[Begin The input]
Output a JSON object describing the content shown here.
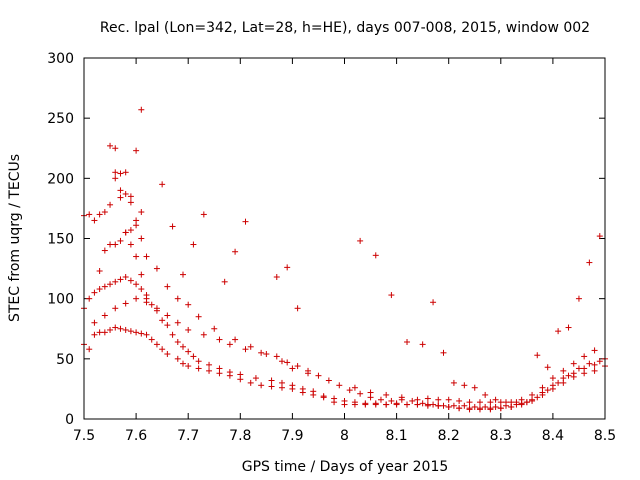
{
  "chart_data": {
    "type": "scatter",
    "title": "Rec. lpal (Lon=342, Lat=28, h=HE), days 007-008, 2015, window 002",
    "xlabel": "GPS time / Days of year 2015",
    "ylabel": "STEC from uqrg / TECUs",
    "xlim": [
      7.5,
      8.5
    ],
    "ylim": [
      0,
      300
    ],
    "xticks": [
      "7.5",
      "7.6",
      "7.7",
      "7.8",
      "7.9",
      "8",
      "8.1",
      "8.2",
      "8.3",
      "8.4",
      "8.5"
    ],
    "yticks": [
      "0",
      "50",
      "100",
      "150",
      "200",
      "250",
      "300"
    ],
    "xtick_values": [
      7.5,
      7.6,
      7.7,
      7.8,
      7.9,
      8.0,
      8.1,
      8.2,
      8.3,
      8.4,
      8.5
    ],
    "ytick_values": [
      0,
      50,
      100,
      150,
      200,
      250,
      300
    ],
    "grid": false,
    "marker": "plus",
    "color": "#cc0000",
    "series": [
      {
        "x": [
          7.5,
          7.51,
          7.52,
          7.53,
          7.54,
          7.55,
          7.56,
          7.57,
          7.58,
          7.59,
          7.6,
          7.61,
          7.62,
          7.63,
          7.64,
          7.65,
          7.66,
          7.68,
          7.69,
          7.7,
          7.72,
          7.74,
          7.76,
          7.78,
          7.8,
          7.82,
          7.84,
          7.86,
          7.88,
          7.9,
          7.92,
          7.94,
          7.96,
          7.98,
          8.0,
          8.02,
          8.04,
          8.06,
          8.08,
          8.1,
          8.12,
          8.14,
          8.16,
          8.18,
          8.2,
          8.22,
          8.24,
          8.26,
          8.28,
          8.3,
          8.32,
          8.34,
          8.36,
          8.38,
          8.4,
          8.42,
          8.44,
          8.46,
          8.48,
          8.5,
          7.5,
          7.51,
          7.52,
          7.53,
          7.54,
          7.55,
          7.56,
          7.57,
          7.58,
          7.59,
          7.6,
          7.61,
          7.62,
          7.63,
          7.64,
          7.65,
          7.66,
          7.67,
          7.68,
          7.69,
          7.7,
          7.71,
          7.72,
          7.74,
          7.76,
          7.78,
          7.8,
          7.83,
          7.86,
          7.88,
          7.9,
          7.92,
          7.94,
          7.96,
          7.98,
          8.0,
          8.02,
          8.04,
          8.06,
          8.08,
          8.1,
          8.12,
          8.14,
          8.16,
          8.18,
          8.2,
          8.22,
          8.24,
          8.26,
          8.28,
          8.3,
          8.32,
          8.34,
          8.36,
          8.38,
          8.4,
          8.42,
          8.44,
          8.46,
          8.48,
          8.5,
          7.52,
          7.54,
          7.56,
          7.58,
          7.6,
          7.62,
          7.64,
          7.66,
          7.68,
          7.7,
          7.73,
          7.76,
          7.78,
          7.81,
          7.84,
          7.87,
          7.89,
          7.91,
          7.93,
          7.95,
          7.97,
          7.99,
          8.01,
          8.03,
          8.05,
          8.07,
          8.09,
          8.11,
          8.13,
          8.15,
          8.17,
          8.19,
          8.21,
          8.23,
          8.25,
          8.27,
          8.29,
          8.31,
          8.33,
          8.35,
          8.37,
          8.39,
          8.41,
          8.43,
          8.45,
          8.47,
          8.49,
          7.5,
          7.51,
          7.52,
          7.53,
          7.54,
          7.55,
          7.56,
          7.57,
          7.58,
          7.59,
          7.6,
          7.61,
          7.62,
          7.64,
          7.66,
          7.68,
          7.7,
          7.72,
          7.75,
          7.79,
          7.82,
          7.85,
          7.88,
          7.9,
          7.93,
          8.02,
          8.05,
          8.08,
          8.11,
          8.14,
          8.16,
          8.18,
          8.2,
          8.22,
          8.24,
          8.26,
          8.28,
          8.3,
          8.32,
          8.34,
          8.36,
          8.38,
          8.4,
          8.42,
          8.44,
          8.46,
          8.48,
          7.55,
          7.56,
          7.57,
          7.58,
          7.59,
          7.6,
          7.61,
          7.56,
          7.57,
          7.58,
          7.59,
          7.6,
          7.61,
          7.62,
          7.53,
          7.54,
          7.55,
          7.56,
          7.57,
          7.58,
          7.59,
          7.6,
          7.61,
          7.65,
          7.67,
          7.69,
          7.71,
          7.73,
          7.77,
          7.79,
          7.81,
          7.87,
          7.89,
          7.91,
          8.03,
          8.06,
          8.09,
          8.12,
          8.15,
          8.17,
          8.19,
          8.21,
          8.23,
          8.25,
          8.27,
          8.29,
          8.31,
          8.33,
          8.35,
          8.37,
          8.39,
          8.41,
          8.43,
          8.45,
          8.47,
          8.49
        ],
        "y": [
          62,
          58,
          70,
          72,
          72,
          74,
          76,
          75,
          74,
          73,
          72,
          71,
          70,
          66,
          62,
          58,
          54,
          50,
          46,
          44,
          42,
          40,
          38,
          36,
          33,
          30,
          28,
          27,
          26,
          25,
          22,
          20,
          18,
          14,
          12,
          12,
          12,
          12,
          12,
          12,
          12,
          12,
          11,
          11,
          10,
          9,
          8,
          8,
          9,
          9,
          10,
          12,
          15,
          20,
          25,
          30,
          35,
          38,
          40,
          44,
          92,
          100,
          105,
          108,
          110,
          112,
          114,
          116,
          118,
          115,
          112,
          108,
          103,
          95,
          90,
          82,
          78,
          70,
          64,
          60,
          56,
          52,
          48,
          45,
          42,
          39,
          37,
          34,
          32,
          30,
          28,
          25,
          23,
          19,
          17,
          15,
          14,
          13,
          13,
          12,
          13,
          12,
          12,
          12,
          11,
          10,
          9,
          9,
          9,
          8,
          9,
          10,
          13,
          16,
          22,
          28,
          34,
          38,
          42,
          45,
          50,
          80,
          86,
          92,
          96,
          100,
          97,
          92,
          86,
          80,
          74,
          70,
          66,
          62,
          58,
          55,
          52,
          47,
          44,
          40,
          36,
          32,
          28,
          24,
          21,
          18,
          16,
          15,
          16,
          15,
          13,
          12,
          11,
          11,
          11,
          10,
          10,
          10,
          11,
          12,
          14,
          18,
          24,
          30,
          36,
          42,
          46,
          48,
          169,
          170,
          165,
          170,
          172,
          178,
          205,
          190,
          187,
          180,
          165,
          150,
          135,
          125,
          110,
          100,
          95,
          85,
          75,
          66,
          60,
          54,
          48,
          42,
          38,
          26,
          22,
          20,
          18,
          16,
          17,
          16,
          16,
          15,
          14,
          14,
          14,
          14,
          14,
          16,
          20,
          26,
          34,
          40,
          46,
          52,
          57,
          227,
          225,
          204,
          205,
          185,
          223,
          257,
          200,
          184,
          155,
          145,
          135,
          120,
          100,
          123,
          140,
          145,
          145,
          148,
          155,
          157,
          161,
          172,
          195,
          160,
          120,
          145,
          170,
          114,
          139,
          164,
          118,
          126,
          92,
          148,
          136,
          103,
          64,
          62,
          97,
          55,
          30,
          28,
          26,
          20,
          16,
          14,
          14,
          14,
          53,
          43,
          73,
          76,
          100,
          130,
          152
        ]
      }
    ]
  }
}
[End The input]
Using the material above, retype each entry exactly and omit the pictures.

Output a JSON object describing the content shown here.
{
  "chart_data": {
    "type": "scatter",
    "title": "Rec. lpal (Lon=342, Lat=28, h=HE), days 007-008, 2015, window 002",
    "xlabel": "GPS time / Days of year 2015",
    "ylabel": "STEC from uqrg / TECUs",
    "xlim": [
      7.5,
      8.5
    ],
    "ylim": [
      0,
      300
    ],
    "xticks": [
      "7.5",
      "7.6",
      "7.7",
      "7.8",
      "7.9",
      "8",
      "8.1",
      "8.2",
      "8.3",
      "8.4",
      "8.5"
    ],
    "yticks": [
      "0",
      "50",
      "100",
      "150",
      "200",
      "250",
      "300"
    ],
    "xtick_values": [
      7.5,
      7.6,
      7.7,
      7.8,
      7.9,
      8.0,
      8.1,
      8.2,
      8.3,
      8.4,
      8.5
    ],
    "ytick_values": [
      0,
      50,
      100,
      150,
      200,
      250,
      300
    ],
    "grid": false,
    "marker": "plus",
    "color": "#cc0000",
    "series": [
      {
        "x": [
          7.5,
          7.51,
          7.52,
          7.53,
          7.54,
          7.55,
          7.56,
          7.57,
          7.58,
          7.59,
          7.6,
          7.61,
          7.62,
          7.63,
          7.64,
          7.65,
          7.66,
          7.68,
          7.69,
          7.7,
          7.72,
          7.74,
          7.76,
          7.78,
          7.8,
          7.82,
          7.84,
          7.86,
          7.88,
          7.9,
          7.92,
          7.94,
          7.96,
          7.98,
          8.0,
          8.02,
          8.04,
          8.06,
          8.08,
          8.1,
          8.12,
          8.14,
          8.16,
          8.18,
          8.2,
          8.22,
          8.24,
          8.26,
          8.28,
          8.3,
          8.32,
          8.34,
          8.36,
          8.38,
          8.4,
          8.42,
          8.44,
          8.46,
          8.48,
          8.5,
          7.5,
          7.51,
          7.52,
          7.53,
          7.54,
          7.55,
          7.56,
          7.57,
          7.58,
          7.59,
          7.6,
          7.61,
          7.62,
          7.63,
          7.64,
          7.65,
          7.66,
          7.67,
          7.68,
          7.69,
          7.7,
          7.71,
          7.72,
          7.74,
          7.76,
          7.78,
          7.8,
          7.83,
          7.86,
          7.88,
          7.9,
          7.92,
          7.94,
          7.96,
          7.98,
          8.0,
          8.02,
          8.04,
          8.06,
          8.08,
          8.1,
          8.12,
          8.14,
          8.16,
          8.18,
          8.2,
          8.22,
          8.24,
          8.26,
          8.28,
          8.3,
          8.32,
          8.34,
          8.36,
          8.38,
          8.4,
          8.42,
          8.44,
          8.46,
          8.48,
          8.5,
          7.52,
          7.54,
          7.56,
          7.58,
          7.6,
          7.62,
          7.64,
          7.66,
          7.68,
          7.7,
          7.73,
          7.76,
          7.78,
          7.81,
          7.84,
          7.87,
          7.89,
          7.91,
          7.93,
          7.95,
          7.97,
          7.99,
          8.01,
          8.03,
          8.05,
          8.07,
          8.09,
          8.11,
          8.13,
          8.15,
          8.17,
          8.19,
          8.21,
          8.23,
          8.25,
          8.27,
          8.29,
          8.31,
          8.33,
          8.35,
          8.37,
          8.39,
          8.41,
          8.43,
          8.45,
          8.47,
          8.49,
          7.5,
          7.51,
          7.52,
          7.53,
          7.54,
          7.55,
          7.56,
          7.57,
          7.58,
          7.59,
          7.6,
          7.61,
          7.62,
          7.64,
          7.66,
          7.68,
          7.7,
          7.72,
          7.75,
          7.79,
          7.82,
          7.85,
          7.88,
          7.9,
          7.93,
          8.02,
          8.05,
          8.08,
          8.11,
          8.14,
          8.16,
          8.18,
          8.2,
          8.22,
          8.24,
          8.26,
          8.28,
          8.3,
          8.32,
          8.34,
          8.36,
          8.38,
          8.4,
          8.42,
          8.44,
          8.46,
          8.48,
          7.55,
          7.56,
          7.57,
          7.58,
          7.59,
          7.6,
          7.61,
          7.56,
          7.57,
          7.58,
          7.59,
          7.6,
          7.61,
          7.62,
          7.53,
          7.54,
          7.55,
          7.56,
          7.57,
          7.58,
          7.59,
          7.6,
          7.61,
          7.65,
          7.67,
          7.69,
          7.71,
          7.73,
          7.77,
          7.79,
          7.81,
          7.87,
          7.89,
          7.91,
          8.03,
          8.06,
          8.09,
          8.12,
          8.15,
          8.17,
          8.19,
          8.21,
          8.23,
          8.25,
          8.27,
          8.29,
          8.31,
          8.33,
          8.35,
          8.37,
          8.39,
          8.41,
          8.43,
          8.45,
          8.47,
          8.49
        ],
        "y": [
          62,
          58,
          70,
          72,
          72,
          74,
          76,
          75,
          74,
          73,
          72,
          71,
          70,
          66,
          62,
          58,
          54,
          50,
          46,
          44,
          42,
          40,
          38,
          36,
          33,
          30,
          28,
          27,
          26,
          25,
          22,
          20,
          18,
          14,
          12,
          12,
          12,
          12,
          12,
          12,
          12,
          12,
          11,
          11,
          10,
          9,
          8,
          8,
          9,
          9,
          10,
          12,
          15,
          20,
          25,
          30,
          35,
          38,
          40,
          44,
          92,
          100,
          105,
          108,
          110,
          112,
          114,
          116,
          118,
          115,
          112,
          108,
          103,
          95,
          90,
          82,
          78,
          70,
          64,
          60,
          56,
          52,
          48,
          45,
          42,
          39,
          37,
          34,
          32,
          30,
          28,
          25,
          23,
          19,
          17,
          15,
          14,
          13,
          13,
          12,
          13,
          12,
          12,
          12,
          11,
          10,
          9,
          9,
          9,
          8,
          9,
          10,
          13,
          16,
          22,
          28,
          34,
          38,
          42,
          45,
          50,
          80,
          86,
          92,
          96,
          100,
          97,
          92,
          86,
          80,
          74,
          70,
          66,
          62,
          58,
          55,
          52,
          47,
          44,
          40,
          36,
          32,
          28,
          24,
          21,
          18,
          16,
          15,
          16,
          15,
          13,
          12,
          11,
          11,
          11,
          10,
          10,
          10,
          11,
          12,
          14,
          18,
          24,
          30,
          36,
          42,
          46,
          48,
          169,
          170,
          165,
          170,
          172,
          178,
          205,
          190,
          187,
          180,
          165,
          150,
          135,
          125,
          110,
          100,
          95,
          85,
          75,
          66,
          60,
          54,
          48,
          42,
          38,
          26,
          22,
          20,
          18,
          16,
          17,
          16,
          16,
          15,
          14,
          14,
          14,
          14,
          14,
          16,
          20,
          26,
          34,
          40,
          46,
          52,
          57,
          227,
          225,
          204,
          205,
          185,
          223,
          257,
          200,
          184,
          155,
          145,
          135,
          120,
          100,
          123,
          140,
          145,
          145,
          148,
          155,
          157,
          161,
          172,
          195,
          160,
          120,
          145,
          170,
          114,
          139,
          164,
          118,
          126,
          92,
          148,
          136,
          103,
          64,
          62,
          97,
          55,
          30,
          28,
          26,
          20,
          16,
          14,
          14,
          14,
          53,
          43,
          73,
          76,
          100,
          130,
          152
        ]
      }
    ]
  }
}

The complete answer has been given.